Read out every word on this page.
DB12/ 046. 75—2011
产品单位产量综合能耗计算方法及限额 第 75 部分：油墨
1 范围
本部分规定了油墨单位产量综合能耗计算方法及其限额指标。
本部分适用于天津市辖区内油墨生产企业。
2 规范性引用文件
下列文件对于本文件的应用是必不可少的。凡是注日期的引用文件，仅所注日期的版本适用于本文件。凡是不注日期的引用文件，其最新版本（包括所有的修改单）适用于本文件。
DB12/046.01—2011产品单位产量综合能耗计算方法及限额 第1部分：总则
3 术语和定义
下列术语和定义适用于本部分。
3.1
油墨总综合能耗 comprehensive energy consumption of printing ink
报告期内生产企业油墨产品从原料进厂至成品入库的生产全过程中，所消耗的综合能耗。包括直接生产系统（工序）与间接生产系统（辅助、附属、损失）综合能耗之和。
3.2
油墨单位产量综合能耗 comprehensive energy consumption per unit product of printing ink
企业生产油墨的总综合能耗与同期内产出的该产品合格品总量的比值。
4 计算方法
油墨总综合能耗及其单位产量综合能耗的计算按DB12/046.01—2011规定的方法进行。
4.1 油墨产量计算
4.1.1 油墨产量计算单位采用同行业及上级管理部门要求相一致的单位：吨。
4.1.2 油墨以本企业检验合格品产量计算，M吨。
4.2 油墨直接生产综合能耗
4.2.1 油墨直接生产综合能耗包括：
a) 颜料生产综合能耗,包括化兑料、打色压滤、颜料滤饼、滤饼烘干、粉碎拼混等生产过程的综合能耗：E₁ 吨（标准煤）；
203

__Task directions__. Write the whole listing out again. Keep every line exactly as it is.

__Solution to the problem__.
Read out every word on this page.
DB12/ 046. 75—2011
产品单位产量综合能耗计算方法及限额 第 75 部分：油墨
1 范围
本部分规定了油墨单位产量综合能耗计算方法及其限额指标。
本部分适用于天津市辖区内油墨生产企业。
2 规范性引用文件
下列文件对于本文件的应用是必不可少的。凡是注日期的引用文件，仅所注日期的版本适用于本文件。凡是不注日期的引用文件，其最新版本（包括所有的修改单）适用于本文件。
DB12/046.01—2011产品单位产量综合能耗计算方法及限额 第1部分：总则
3 术语和定义
下列术语和定义适用于本部分。
3.1
油墨总综合能耗 comprehensive energy consumption of printing ink
报告期内生产企业油墨产品从原料进厂至成品入库的生产全过程中，所消耗的综合能耗。包括直接生产系统（工序）与间接生产系统（辅助、附属、损失）综合能耗之和。
3.2
油墨单位产量综合能耗 comprehensive energy consumption per unit product of printing ink
企业生产油墨的总综合能耗与同期内产出的该产品合格品总量的比值。
4 计算方法
油墨总综合能耗及其单位产量综合能耗的计算按DB12/046.01—2011规定的方法进行。
4.1 油墨产量计算
4.1.1 油墨产量计算单位采用同行业及上级管理部门要求相一致的单位：吨。
4.1.2 油墨以本企业检验合格品产量计算，M吨。
4.2 油墨直接生产综合能耗
4.2.1 油墨直接生产综合能耗包括：
a) 颜料生产综合能耗,包括化兑料、打色压滤、颜料滤饼、滤饼烘干、粉碎拼混等生产过程的综合能耗：E₁ 吨（标准煤）；
203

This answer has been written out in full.